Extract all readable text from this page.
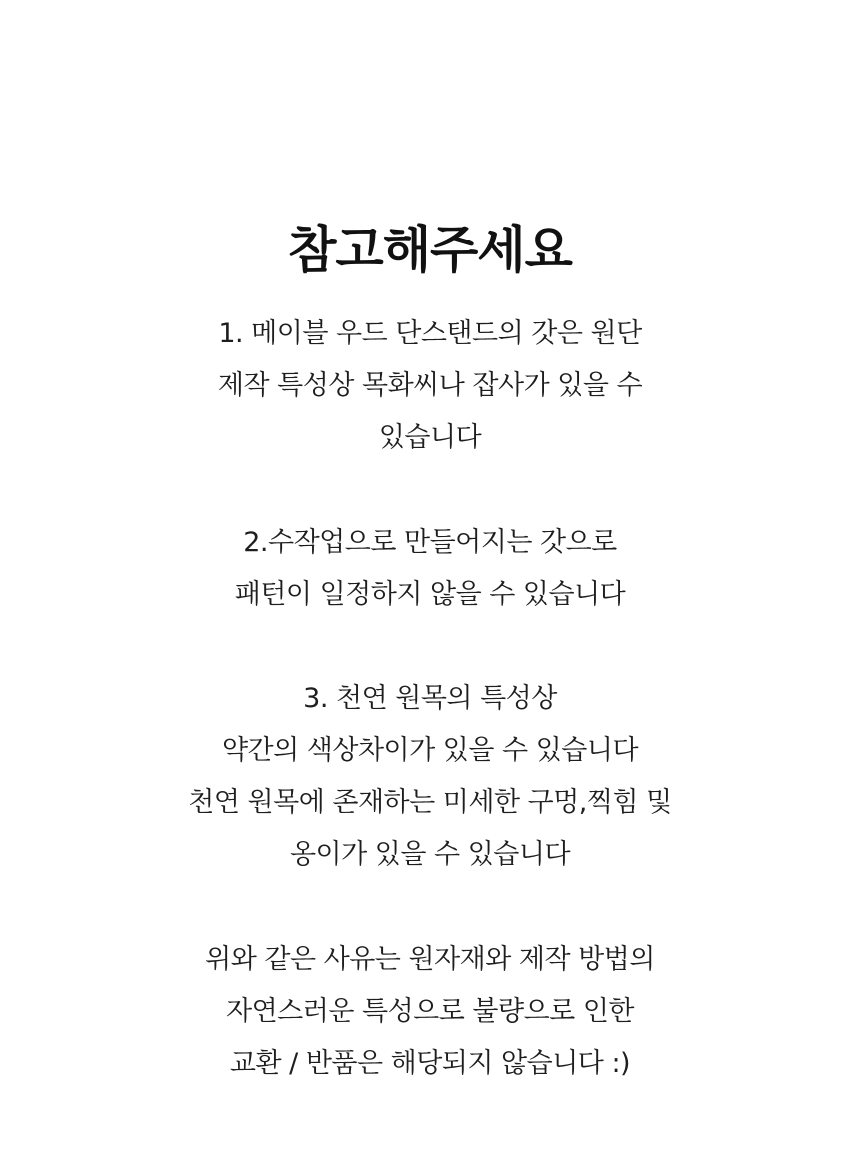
참고해주세요

1. 메이블 우드 단스탠드의 갓은 원단

제작 특성상 목화씨나 잡사가 있을 수

있습니다

2.수작업으로 만들어지는 갓으로

패턴이 일정하지 않을 수 있습니다

3. 천연 원목의 특성상

약간의 색상차이가 있을 수 있습니다

천연 원목에 존재하는 미세한 구멍,찍힘 및

옹이가 있을 수 있습니다

위와 같은 사유는 원자재와 제작 방법의

자연스러운 특성으로 불량으로 인한

교환 / 반품은 해당되지 않습니다 :)
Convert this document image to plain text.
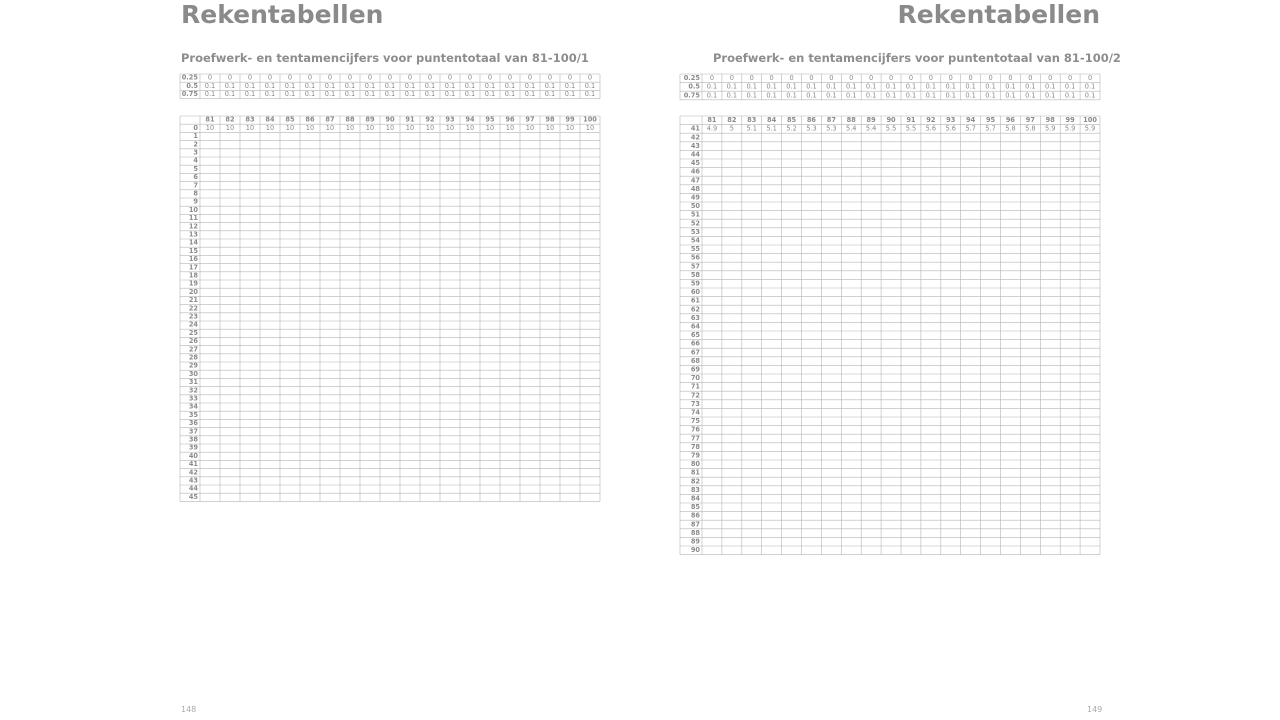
Rekentabellen
Proefwerk- en tentamencijfers voor puntentotaal van 81-100/1
148
0.25 0 0 0 0 0 0 0 0 0 0 0 0 0 0 0 0 0 0 0 0
0.5 0.1 0.1 0.1 0.1 0.1 0.1 0.1 0.1 0.1 0.1 0.1 0.1 0.1 0.1 0.1 0.1 0.1 0.1 0.1 0.1
0.75 0.1 0.1 0.1 0.1 0.1 0.1 0.1 0.1 0.1 0.1 0.1 0.1 0.1 0.1 0.1 0.1 0.1 0.1 0.1 0.1
81 82 83 84 85 86 87 88 89 90 91 92 93 94 95 96 97 98 99 100
0
1
2
3
4
5
6
7
8
9
10
11
12
13
14
15
16
17
18
19
20
21
22
23
24
25
26
27
28
29
30
31
32
33
34
35
36
37
38
39
40
41
42
43
44
45
10 10 10 10 10 10 10 10 10 10 10 10 10 10 10 10 10 10 10 10
Rekentabellen
Proefwerk- en tentamencijfers voor puntentotaal van 81-100/2
149
0.25 0 0 0 0 0 0 0 0 0 0 0 0 0 0 0 0 0 0 0 0
0.5 0.1 0.1 0.1 0.1 0.1 0.1 0.1 0.1 0.1 0.1 0.1 0.1 0.1 0.1 0.1 0.1 0.1 0.1 0.1 0.1
0.75 0.1 0.1 0.1 0.1 0.1 0.1 0.1 0.1 0.1 0.1 0.1 0.1 0.1 0.1 0.1 0.1 0.1 0.1 0.1 0.1
81 82 83 84 85 86 87 88 89 90 91 92 93 94 95 96 97 98 99 100
41
42
43
44
45
46
47
48
49
50
51
52
53
54
55
56
57
58
59
60
61
62
63
64
65
66
67
68
69
70
71
72
73
74
75
76
77
78
79
80
81
82
83
84
85
86
87
88
89
90
4.9 5 5.1 5.1 5.2 5.3 5.3 5.4 5.4 5.5 5.5 5.6 5.6 5.7 5.7 5.8 5.8 5.9 5.9 5.9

○ ○ ○

Omit pictures; set down the rest of the material word for word.

## EXPECTED OUTPUT:
Extract all readable text from this page.
참고해주세요

1. 메이블 우드 단스탠드의 갓은 원단

제작 특성상 목화씨나 잡사가 있을 수

있습니다

2.수작업으로 만들어지는 갓으로

패턴이 일정하지 않을 수 있습니다

3. 천연 원목의 특성상

약간의 색상차이가 있을 수 있습니다

천연 원목에 존재하는 미세한 구멍,찍힘 및

옹이가 있을 수 있습니다

위와 같은 사유는 원자재와 제작 방법의

자연스러운 특성으로 불량으로 인한

교환 / 반품은 해당되지 않습니다 :)
Convert this document image to plain text.
Rekentabellen
Proefwerk- en tentamencijfers voor puntentotaal van 81-100/1
148
0.25 0 0 0 0 0 0 0 0 0 0 0 0 0 0 0 0 0 0 0 0
0.5 0.1 0.1 0.1 0.1 0.1 0.1 0.1 0.1 0.1 0.1 0.1 0.1 0.1 0.1 0.1 0.1 0.1 0.1 0.1 0.1
0.75 0.1 0.1 0.1 0.1 0.1 0.1 0.1 0.1 0.1 0.1 0.1 0.1 0.1 0.1 0.1 0.1 0.1 0.1 0.1 0.1
81 82 83 84 85 86 87 88 89 90 91 92 93 94 95 96 97 98 99 100
0
1
2
3
4
5
6
7
8
9
10
11
12
13
14
15
16
17
18
19
20
21
22
23
24
25
26
27
28
29
30
31
32
33
34
35
36
37
38
39
40
41
42
43
44
45
10 10 10 10 10 10 10 10 10 10 10 10 10 10 10 10 10 10 10 10
Rekentabellen
Proefwerk- en tentamencijfers voor puntentotaal van 81-100/2
149
0.25 0 0 0 0 0 0 0 0 0 0 0 0 0 0 0 0 0 0 0 0
0.5 0.1 0.1 0.1 0.1 0.1 0.1 0.1 0.1 0.1 0.1 0.1 0.1 0.1 0.1 0.1 0.1 0.1 0.1 0.1 0.1
0.75 0.1 0.1 0.1 0.1 0.1 0.1 0.1 0.1 0.1 0.1 0.1 0.1 0.1 0.1 0.1 0.1 0.1 0.1 0.1 0.1
81 82 83 84 85 86 87 88 89 90 91 92 93 94 95 96 97 98 99 100
41
42
43
44
45
46
47
48
49
50
51
52
53
54
55
56
57
58
59
60
61
62
63
64
65
66
67
68
69
70
71
72
73
74
75
76
77
78
79
80
81
82
83
84
85
86
87
88
89
90
4.9 5 5.1 5.1 5.2 5.3 5.3 5.4 5.4 5.5 5.5 5.6 5.6 5.7 5.7 5.8 5.8 5.9 5.9 5.9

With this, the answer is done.